**Document segment**
Thoughts & Opinions

by

Eva Del Rio

A collection of columns

and articles about HR

and the workplace

My Favorite Workplace Trends for 2018

2018 Workplace Trends

During the last week of every year, I scout business articles and professional journals for next year’s workplace trends (so you don’t have to).  Here are the three I found most interesting for 2018:

More human interaction

Consider this a backlash/adjustment to the “remote working” trend.  IBM stopped their program, bringing thousands of employees back to the office. Apple’s is redesigning their workspace to  promote worker relationships, idea-sharing and collaboration. Google Cafés encourage interactions between employees across departments and teams. Companies find that when employees bump into each other in real life, it sparks creativity and relationship-building that leads to good things.

**Required action**
Answer these questions using the column on 2018 workplace trends.
1. How many trends for 2018 does the author say were the most interesting?
2. Which company stopped its program and brought thousands of employees back to the office?
3. What do Google Cafés encourage?

**Document understanding data**
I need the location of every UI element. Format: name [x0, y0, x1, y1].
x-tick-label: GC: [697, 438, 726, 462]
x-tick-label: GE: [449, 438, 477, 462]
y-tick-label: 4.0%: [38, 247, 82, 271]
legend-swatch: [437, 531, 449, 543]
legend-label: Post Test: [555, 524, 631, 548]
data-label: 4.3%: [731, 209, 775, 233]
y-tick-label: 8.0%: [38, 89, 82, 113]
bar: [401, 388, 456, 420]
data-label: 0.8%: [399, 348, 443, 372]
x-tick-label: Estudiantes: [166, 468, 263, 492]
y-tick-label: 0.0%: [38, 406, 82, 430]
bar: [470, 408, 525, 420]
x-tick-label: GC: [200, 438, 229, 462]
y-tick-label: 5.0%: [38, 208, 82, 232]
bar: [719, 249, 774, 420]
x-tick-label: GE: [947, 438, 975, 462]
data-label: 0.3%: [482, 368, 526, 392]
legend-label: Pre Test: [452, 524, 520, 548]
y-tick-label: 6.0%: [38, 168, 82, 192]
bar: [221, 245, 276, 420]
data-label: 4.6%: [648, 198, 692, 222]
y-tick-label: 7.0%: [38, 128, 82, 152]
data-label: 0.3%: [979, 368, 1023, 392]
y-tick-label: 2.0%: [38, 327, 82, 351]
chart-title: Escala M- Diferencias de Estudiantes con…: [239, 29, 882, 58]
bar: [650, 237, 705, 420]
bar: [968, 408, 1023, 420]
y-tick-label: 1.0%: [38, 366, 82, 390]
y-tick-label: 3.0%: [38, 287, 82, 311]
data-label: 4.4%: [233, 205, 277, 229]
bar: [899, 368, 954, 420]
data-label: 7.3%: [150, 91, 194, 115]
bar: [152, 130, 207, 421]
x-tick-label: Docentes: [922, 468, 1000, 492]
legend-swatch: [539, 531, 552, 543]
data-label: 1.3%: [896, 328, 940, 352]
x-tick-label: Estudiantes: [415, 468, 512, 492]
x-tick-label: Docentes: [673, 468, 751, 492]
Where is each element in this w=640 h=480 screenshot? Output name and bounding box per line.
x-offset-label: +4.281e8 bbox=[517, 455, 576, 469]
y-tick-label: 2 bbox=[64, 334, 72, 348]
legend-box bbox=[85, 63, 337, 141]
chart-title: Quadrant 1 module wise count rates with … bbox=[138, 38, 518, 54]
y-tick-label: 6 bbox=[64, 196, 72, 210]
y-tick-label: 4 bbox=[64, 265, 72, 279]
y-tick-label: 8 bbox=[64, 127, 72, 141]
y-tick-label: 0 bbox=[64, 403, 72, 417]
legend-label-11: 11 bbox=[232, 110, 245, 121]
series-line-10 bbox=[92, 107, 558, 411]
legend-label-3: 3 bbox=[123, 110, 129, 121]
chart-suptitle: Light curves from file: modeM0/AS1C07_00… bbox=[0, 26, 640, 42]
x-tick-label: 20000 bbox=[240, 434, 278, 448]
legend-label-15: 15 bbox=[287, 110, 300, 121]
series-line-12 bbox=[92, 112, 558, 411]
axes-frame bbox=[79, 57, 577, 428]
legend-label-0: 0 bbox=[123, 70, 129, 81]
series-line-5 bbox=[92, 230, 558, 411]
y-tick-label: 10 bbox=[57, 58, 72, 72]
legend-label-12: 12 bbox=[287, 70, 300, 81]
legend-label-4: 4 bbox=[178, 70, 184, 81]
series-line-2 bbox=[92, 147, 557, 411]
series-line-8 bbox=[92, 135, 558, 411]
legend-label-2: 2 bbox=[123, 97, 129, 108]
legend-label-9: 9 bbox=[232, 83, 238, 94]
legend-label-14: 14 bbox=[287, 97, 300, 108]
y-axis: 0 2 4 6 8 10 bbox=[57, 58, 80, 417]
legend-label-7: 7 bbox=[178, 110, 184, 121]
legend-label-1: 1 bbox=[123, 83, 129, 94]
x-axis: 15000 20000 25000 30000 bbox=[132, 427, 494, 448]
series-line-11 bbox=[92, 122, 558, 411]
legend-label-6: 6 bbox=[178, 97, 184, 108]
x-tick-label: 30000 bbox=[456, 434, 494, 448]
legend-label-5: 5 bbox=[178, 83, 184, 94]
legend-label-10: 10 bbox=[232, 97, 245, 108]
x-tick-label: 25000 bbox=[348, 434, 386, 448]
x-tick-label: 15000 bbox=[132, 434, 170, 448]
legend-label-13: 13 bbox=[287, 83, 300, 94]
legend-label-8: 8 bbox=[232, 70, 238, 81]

**Reply**
1. Three.
2. IBM.
3. Interactions between employees across departments and teams.